THE EXERCISE: Copy each line below that contains "avatar".
== RECORDS FOR THE TASK ==
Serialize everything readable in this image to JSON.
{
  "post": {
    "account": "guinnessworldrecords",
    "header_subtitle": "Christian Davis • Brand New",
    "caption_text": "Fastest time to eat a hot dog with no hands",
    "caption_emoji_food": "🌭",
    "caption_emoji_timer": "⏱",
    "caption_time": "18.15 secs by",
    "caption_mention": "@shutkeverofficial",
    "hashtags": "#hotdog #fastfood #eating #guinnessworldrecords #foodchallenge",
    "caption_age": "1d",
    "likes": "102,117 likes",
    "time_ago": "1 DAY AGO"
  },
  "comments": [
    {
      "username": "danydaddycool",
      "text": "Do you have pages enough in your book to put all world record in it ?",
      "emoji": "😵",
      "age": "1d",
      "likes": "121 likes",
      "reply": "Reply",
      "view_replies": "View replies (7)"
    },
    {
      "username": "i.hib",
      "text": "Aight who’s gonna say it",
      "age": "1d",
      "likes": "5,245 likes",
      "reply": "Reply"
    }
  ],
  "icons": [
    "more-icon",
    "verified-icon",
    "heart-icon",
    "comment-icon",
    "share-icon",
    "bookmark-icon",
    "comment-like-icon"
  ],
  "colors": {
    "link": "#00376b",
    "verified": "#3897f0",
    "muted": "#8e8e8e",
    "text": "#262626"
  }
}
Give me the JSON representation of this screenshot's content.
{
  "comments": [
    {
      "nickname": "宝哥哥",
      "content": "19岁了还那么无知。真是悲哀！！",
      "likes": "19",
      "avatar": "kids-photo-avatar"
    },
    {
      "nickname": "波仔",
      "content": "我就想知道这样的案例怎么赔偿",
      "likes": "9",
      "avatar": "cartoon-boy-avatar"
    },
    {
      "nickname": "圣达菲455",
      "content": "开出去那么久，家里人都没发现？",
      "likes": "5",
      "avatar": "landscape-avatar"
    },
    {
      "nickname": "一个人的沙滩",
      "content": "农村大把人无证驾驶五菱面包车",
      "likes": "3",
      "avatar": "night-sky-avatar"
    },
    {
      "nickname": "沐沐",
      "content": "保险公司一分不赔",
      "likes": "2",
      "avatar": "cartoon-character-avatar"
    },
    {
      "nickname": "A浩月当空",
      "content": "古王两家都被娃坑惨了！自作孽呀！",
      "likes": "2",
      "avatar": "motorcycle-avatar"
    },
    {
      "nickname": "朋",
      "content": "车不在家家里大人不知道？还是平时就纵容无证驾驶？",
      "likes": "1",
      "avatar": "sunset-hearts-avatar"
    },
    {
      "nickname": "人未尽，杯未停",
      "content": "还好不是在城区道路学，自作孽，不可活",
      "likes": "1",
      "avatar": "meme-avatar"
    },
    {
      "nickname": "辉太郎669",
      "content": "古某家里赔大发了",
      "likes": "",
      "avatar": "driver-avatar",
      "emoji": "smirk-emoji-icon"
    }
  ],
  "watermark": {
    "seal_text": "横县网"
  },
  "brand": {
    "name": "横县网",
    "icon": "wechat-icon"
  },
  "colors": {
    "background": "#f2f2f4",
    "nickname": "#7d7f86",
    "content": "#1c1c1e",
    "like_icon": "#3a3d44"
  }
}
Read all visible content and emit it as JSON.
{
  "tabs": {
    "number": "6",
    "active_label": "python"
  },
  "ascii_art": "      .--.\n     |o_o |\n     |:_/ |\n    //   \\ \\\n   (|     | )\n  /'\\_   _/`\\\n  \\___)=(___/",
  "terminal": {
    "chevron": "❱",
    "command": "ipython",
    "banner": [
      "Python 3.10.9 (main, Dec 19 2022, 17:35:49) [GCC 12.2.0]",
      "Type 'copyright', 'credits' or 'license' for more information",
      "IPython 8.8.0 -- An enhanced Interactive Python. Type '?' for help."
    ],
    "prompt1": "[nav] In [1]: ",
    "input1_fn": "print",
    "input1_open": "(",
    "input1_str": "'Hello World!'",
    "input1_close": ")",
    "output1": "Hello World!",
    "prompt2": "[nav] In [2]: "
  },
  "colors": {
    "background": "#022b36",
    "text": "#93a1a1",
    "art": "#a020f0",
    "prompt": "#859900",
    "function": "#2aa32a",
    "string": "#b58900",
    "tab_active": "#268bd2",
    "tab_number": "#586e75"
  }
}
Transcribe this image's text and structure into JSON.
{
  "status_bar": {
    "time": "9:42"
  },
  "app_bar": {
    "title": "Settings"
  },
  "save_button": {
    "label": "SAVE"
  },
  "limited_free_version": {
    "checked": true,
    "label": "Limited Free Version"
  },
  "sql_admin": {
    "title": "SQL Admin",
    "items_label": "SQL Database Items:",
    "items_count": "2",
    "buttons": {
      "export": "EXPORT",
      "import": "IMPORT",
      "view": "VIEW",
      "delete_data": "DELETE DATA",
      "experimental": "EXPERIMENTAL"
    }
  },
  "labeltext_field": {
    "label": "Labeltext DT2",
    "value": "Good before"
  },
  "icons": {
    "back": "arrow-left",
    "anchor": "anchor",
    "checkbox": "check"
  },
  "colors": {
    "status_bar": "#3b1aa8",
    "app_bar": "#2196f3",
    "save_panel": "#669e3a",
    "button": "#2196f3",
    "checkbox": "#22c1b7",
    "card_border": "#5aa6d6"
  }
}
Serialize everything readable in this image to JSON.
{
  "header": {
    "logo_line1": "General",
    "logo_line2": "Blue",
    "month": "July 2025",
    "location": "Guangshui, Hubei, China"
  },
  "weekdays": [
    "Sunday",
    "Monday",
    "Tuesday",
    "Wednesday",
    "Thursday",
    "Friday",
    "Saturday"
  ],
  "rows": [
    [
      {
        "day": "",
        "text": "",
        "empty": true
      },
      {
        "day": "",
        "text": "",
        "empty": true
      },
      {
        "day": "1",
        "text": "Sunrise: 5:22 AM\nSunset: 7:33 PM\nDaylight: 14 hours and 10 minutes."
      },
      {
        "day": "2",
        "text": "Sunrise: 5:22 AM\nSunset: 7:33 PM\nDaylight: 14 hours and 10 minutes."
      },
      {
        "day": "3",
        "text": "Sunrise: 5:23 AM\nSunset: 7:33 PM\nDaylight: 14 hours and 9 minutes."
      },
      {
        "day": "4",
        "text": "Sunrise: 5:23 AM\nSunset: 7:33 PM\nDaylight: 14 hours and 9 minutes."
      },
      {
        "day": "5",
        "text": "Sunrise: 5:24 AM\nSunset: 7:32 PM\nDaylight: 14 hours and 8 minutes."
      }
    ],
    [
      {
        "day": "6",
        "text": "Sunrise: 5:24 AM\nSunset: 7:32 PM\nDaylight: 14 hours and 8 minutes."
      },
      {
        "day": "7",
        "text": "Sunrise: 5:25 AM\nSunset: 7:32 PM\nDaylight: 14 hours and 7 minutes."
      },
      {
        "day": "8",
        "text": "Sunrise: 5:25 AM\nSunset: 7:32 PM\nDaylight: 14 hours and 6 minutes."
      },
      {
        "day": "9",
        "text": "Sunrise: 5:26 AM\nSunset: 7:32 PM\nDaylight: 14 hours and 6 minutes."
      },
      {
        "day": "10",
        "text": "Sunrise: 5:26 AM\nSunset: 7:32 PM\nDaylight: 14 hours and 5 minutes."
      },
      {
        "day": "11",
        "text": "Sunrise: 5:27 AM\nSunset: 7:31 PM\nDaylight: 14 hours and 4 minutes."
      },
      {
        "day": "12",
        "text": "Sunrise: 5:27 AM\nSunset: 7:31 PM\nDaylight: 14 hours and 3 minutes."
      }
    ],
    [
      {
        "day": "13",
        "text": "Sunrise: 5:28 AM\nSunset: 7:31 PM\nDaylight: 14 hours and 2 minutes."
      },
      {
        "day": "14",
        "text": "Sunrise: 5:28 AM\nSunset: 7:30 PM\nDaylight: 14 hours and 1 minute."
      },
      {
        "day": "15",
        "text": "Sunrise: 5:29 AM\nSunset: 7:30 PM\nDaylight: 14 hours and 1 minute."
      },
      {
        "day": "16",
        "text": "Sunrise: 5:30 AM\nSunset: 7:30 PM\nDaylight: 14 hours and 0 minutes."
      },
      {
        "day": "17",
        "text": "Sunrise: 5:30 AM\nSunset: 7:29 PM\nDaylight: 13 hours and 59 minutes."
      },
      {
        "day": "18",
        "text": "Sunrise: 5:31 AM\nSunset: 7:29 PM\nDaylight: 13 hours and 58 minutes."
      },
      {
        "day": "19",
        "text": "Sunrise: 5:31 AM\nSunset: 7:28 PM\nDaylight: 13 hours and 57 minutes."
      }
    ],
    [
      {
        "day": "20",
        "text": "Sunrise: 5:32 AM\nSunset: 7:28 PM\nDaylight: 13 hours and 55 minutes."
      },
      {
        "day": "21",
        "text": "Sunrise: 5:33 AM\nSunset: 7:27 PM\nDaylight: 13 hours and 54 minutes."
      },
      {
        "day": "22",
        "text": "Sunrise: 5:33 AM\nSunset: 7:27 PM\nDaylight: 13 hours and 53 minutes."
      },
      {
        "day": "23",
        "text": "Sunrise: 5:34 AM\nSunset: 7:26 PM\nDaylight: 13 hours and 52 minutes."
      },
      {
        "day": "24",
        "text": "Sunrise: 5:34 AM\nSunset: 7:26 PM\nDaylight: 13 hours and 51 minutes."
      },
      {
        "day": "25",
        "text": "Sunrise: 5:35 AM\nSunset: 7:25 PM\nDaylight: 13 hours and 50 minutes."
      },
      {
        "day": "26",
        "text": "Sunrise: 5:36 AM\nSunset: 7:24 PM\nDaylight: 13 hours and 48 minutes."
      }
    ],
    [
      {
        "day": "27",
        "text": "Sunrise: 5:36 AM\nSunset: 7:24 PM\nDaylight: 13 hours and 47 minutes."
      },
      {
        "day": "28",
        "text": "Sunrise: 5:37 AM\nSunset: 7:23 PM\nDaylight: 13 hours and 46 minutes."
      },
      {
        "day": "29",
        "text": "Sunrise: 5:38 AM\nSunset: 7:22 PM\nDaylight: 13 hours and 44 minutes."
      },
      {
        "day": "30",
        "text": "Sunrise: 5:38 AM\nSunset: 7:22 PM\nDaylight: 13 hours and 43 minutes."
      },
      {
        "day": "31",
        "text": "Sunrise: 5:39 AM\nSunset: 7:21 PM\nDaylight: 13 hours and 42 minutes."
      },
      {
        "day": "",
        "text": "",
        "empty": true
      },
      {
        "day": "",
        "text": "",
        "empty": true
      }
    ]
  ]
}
===
THE ANSWER:
      "avatar": "kids-photo-avatar"
      "avatar": "cartoon-boy-avatar"
      "avatar": "landscape-avatar"
      "avatar": "night-sky-avatar"
      "avatar": "cartoon-character-avatar"
      "avatar": "motorcycle-avatar"
      "avatar": "sunset-hearts-avatar"
      "avatar": "meme-avatar"
      "avatar": "driver-avatar",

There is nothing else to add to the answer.